Note how many lines hold the string "name" and give that number without any other words.

A run of records
=======
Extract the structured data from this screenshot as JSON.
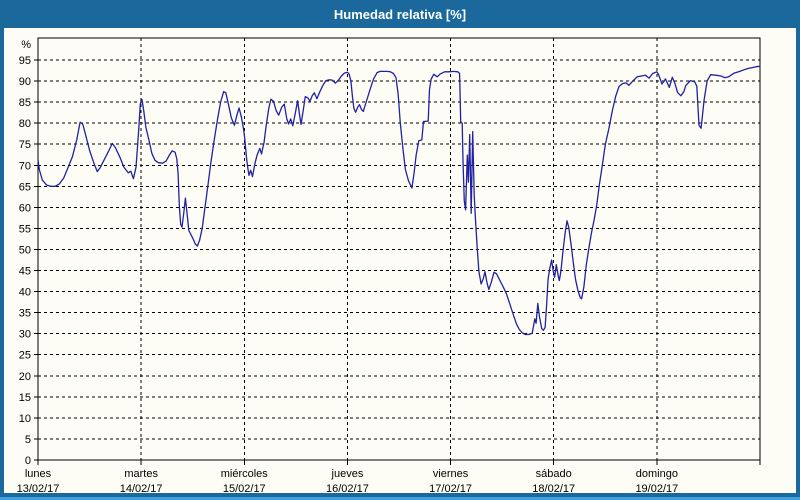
{
  "window": {
    "title": "Humedad relativa [%]"
  },
  "colors": {
    "frame": "#1a689c",
    "frame_bottom_edge": "#3fa0e0",
    "titlebar_text": "#ffffff",
    "content_bg": "#fdfdf5",
    "grid": "#000000",
    "axis": "#000000",
    "line": "#2121a3",
    "label_text": "#000000"
  },
  "chart_data": {
    "type": "line",
    "title": "Humedad relativa [%]",
    "y_unit_label": "%",
    "y_ticks": [
      0,
      5,
      10,
      15,
      20,
      25,
      30,
      35,
      40,
      45,
      50,
      55,
      60,
      65,
      70,
      75,
      80,
      85,
      90,
      95
    ],
    "ylim": [
      0,
      100.2
    ],
    "grid": "dashed",
    "x_days": [
      {
        "name": "lunes",
        "date": "13/02/17"
      },
      {
        "name": "martes",
        "date": "14/02/17"
      },
      {
        "name": "miércoles",
        "date": "15/02/17"
      },
      {
        "name": "jueves",
        "date": "16/02/17"
      },
      {
        "name": "viernes",
        "date": "17/02/17"
      },
      {
        "name": "sábado",
        "date": "18/02/17"
      },
      {
        "name": "domingo",
        "date": "19/02/17"
      }
    ],
    "hours_per_day": 24,
    "x_total_hours": 168,
    "series": [
      {
        "name": "humedad_relativa",
        "points": [
          [
            0,
            71.3
          ],
          [
            0.3,
            69
          ],
          [
            1,
            66.5
          ],
          [
            2,
            65.3
          ],
          [
            3,
            65
          ],
          [
            4,
            65
          ],
          [
            5,
            65.6
          ],
          [
            6,
            67
          ],
          [
            7,
            69.5
          ],
          [
            8,
            72
          ],
          [
            9,
            76
          ],
          [
            9.8,
            80.2
          ],
          [
            10.4,
            79.8
          ],
          [
            11,
            77.5
          ],
          [
            12,
            73.5
          ],
          [
            13,
            70.5
          ],
          [
            13.8,
            68.5
          ],
          [
            14.5,
            69.5
          ],
          [
            15.5,
            71.5
          ],
          [
            16.5,
            73.5
          ],
          [
            17.3,
            75.2
          ],
          [
            18,
            74.2
          ],
          [
            19,
            72
          ],
          [
            20,
            69.5
          ],
          [
            21,
            68.2
          ],
          [
            21.6,
            68.6
          ],
          [
            22.2,
            66.8
          ],
          [
            22.8,
            69.5
          ],
          [
            23.4,
            78
          ],
          [
            23.8,
            84.5
          ],
          [
            24.2,
            85.6
          ],
          [
            24.6,
            83
          ],
          [
            25.1,
            79
          ],
          [
            25.8,
            76
          ],
          [
            26.5,
            72.8
          ],
          [
            27.2,
            71.2
          ],
          [
            28,
            70.6
          ],
          [
            29,
            70.5
          ],
          [
            29.8,
            71
          ],
          [
            30.5,
            72.3
          ],
          [
            31.2,
            73.4
          ],
          [
            31.9,
            73.1
          ],
          [
            32.3,
            71.5
          ],
          [
            32.6,
            68
          ],
          [
            32.9,
            60
          ],
          [
            33.2,
            56
          ],
          [
            33.5,
            55.3
          ],
          [
            33.9,
            58.5
          ],
          [
            34.3,
            62.2
          ],
          [
            34.7,
            58.5
          ],
          [
            35.1,
            54.5
          ],
          [
            35.6,
            53.5
          ],
          [
            36.1,
            52.5
          ],
          [
            36.6,
            51.3
          ],
          [
            37.1,
            50.8
          ],
          [
            37.6,
            52.2
          ],
          [
            38.2,
            55
          ],
          [
            38.8,
            59.5
          ],
          [
            39.5,
            65
          ],
          [
            40.2,
            70.5
          ],
          [
            41,
            76
          ],
          [
            41.8,
            81
          ],
          [
            42.5,
            85
          ],
          [
            43.2,
            87.5
          ],
          [
            43.7,
            87.2
          ],
          [
            44.3,
            84.5
          ],
          [
            45,
            81.2
          ],
          [
            45.7,
            79.5
          ],
          [
            46.3,
            82
          ],
          [
            46.8,
            83.6
          ],
          [
            47.3,
            81.5
          ],
          [
            47.8,
            78.8
          ],
          [
            48.1,
            76.5
          ],
          [
            48.5,
            72
          ],
          [
            48.8,
            69.5
          ],
          [
            49.1,
            67.6
          ],
          [
            49.5,
            68.8
          ],
          [
            49.9,
            67.3
          ],
          [
            50.5,
            70.5
          ],
          [
            51,
            72.5
          ],
          [
            51.6,
            74
          ],
          [
            52,
            72.7
          ],
          [
            52.6,
            75.5
          ],
          [
            53.1,
            79.5
          ],
          [
            53.7,
            83.5
          ],
          [
            54.2,
            85.7
          ],
          [
            54.8,
            85.2
          ],
          [
            55.4,
            83
          ],
          [
            56,
            81.9
          ],
          [
            56.7,
            83.8
          ],
          [
            57.3,
            84.5
          ],
          [
            57.9,
            81
          ],
          [
            58.3,
            79.8
          ],
          [
            58.8,
            81
          ],
          [
            59.3,
            79.4
          ],
          [
            59.9,
            82.5
          ],
          [
            60.4,
            85.3
          ],
          [
            60.9,
            81.8
          ],
          [
            61.2,
            79.7
          ],
          [
            61.7,
            83
          ],
          [
            62.2,
            86.3
          ],
          [
            62.8,
            86
          ],
          [
            63.3,
            85.2
          ],
          [
            63.8,
            86.5
          ],
          [
            64.3,
            87.2
          ],
          [
            64.9,
            85.8
          ],
          [
            65.6,
            87.5
          ],
          [
            66.3,
            89
          ],
          [
            67,
            90.1
          ],
          [
            67.8,
            90.3
          ],
          [
            68.5,
            90.2
          ],
          [
            69.2,
            89.5
          ],
          [
            69.9,
            90.2
          ],
          [
            70.6,
            91.2
          ],
          [
            71.3,
            91.9
          ],
          [
            72,
            92.1
          ],
          [
            72.4,
            91.7
          ],
          [
            72.8,
            90
          ],
          [
            73.2,
            86
          ],
          [
            73.5,
            83.5
          ],
          [
            73.9,
            82.6
          ],
          [
            74.4,
            83.8
          ],
          [
            74.8,
            84.4
          ],
          [
            75.3,
            83.2
          ],
          [
            75.7,
            82.8
          ],
          [
            76.2,
            84.5
          ],
          [
            76.8,
            86.5
          ],
          [
            77.4,
            88.4
          ],
          [
            78.1,
            90.5
          ],
          [
            78.9,
            92
          ],
          [
            79.6,
            92.3
          ],
          [
            80.5,
            92.3
          ],
          [
            81.3,
            92.3
          ],
          [
            82,
            92.2
          ],
          [
            82.7,
            91.8
          ],
          [
            83.3,
            90.8
          ],
          [
            83.8,
            87
          ],
          [
            84.3,
            80
          ],
          [
            84.9,
            74
          ],
          [
            85.5,
            69
          ],
          [
            86.2,
            66.3
          ],
          [
            87,
            64.6
          ],
          [
            87.5,
            68
          ],
          [
            88,
            72.5
          ],
          [
            88.6,
            75.8
          ],
          [
            89.3,
            76
          ],
          [
            89.7,
            80.4
          ],
          [
            90.8,
            80.5
          ],
          [
            91.1,
            88
          ],
          [
            91.5,
            90.5
          ],
          [
            92.1,
            91.6
          ],
          [
            92.9,
            91
          ],
          [
            93.6,
            91.7
          ],
          [
            94.6,
            92.2
          ],
          [
            95.6,
            92.2
          ],
          [
            96.6,
            92.3
          ],
          [
            97.7,
            92.2
          ],
          [
            98.1,
            91.8
          ],
          [
            98.35,
            80.3
          ],
          [
            98.7,
            80
          ],
          [
            98.9,
            71
          ],
          [
            99.2,
            61.5
          ],
          [
            99.5,
            59.4
          ],
          [
            99.9,
            72.4
          ],
          [
            100.15,
            66
          ],
          [
            100.45,
            77.3
          ],
          [
            100.8,
            58.6
          ],
          [
            101.15,
            78
          ],
          [
            101.5,
            63
          ],
          [
            101.8,
            57
          ],
          [
            102.2,
            50.5
          ],
          [
            102.6,
            44.8
          ],
          [
            103.1,
            41.8
          ],
          [
            103.6,
            43
          ],
          [
            104,
            44.7
          ],
          [
            104.5,
            42
          ],
          [
            104.9,
            40.5
          ],
          [
            105.5,
            42.3
          ],
          [
            106.1,
            44.6
          ],
          [
            106.7,
            44.2
          ],
          [
            107.4,
            42.8
          ],
          [
            108.2,
            41.2
          ],
          [
            109,
            39.5
          ],
          [
            109.8,
            37
          ],
          [
            110.6,
            34.5
          ],
          [
            111.3,
            32.4
          ],
          [
            112,
            31
          ],
          [
            112.7,
            30.2
          ],
          [
            113.4,
            29.8
          ],
          [
            114.2,
            29.8
          ],
          [
            115,
            30.1
          ],
          [
            115.6,
            33.5
          ],
          [
            115.9,
            32.5
          ],
          [
            116.3,
            37.2
          ],
          [
            116.7,
            34
          ],
          [
            117.2,
            31.2
          ],
          [
            117.6,
            30.8
          ],
          [
            118,
            31.5
          ],
          [
            118.3,
            36
          ],
          [
            118.7,
            43
          ],
          [
            119.1,
            45.5
          ],
          [
            119.5,
            47.5
          ],
          [
            119.9,
            44.8
          ],
          [
            120.2,
            43.4
          ],
          [
            120.6,
            46.4
          ],
          [
            121,
            44
          ],
          [
            121.3,
            42.6
          ],
          [
            121.7,
            45
          ],
          [
            122.1,
            49
          ],
          [
            122.6,
            53.5
          ],
          [
            123.1,
            56.8
          ],
          [
            123.5,
            55.2
          ],
          [
            124,
            51.5
          ],
          [
            124.6,
            46.5
          ],
          [
            125.1,
            42.8
          ],
          [
            125.7,
            40
          ],
          [
            126.2,
            38.5
          ],
          [
            126.5,
            38.3
          ],
          [
            127,
            41
          ],
          [
            127.6,
            46.5
          ],
          [
            128.2,
            50.5
          ],
          [
            128.8,
            54
          ],
          [
            129.4,
            57
          ],
          [
            130,
            60.5
          ],
          [
            130.6,
            65.3
          ],
          [
            131.3,
            70
          ],
          [
            132,
            74.9
          ],
          [
            132.8,
            78.5
          ],
          [
            133.6,
            82.8
          ],
          [
            134.4,
            86.3
          ],
          [
            135.2,
            88.7
          ],
          [
            136,
            89.4
          ],
          [
            136.8,
            89.6
          ],
          [
            137.5,
            89
          ],
          [
            138.4,
            90
          ],
          [
            139.4,
            91
          ],
          [
            140.4,
            91.2
          ],
          [
            141.3,
            91.4
          ],
          [
            142.2,
            90.7
          ],
          [
            143,
            91.8
          ],
          [
            144,
            92.2
          ],
          [
            144.4,
            91.5
          ],
          [
            145.2,
            89.3
          ],
          [
            146,
            90.5
          ],
          [
            146.9,
            88.5
          ],
          [
            147.6,
            90.9
          ],
          [
            148.2,
            89.5
          ],
          [
            148.8,
            87.3
          ],
          [
            149.6,
            86.5
          ],
          [
            150.3,
            87.5
          ],
          [
            150.7,
            88.9
          ],
          [
            151.8,
            90.1
          ],
          [
            152.8,
            89.8
          ],
          [
            153.3,
            88.8
          ],
          [
            153.8,
            79.5
          ],
          [
            154.3,
            78.8
          ],
          [
            155,
            85.5
          ],
          [
            155.7,
            90
          ],
          [
            156.5,
            91.5
          ],
          [
            157.7,
            91.4
          ],
          [
            158.9,
            91.2
          ],
          [
            159.8,
            90.8
          ],
          [
            160.7,
            91
          ],
          [
            162,
            91.9
          ],
          [
            163.3,
            92.3
          ],
          [
            164.3,
            92.7
          ],
          [
            165.3,
            93
          ],
          [
            166.2,
            93.2
          ],
          [
            167.1,
            93.4
          ],
          [
            168,
            93.5
          ]
        ]
      }
    ]
  }
}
=======
• **TASK SOLUTION**: 8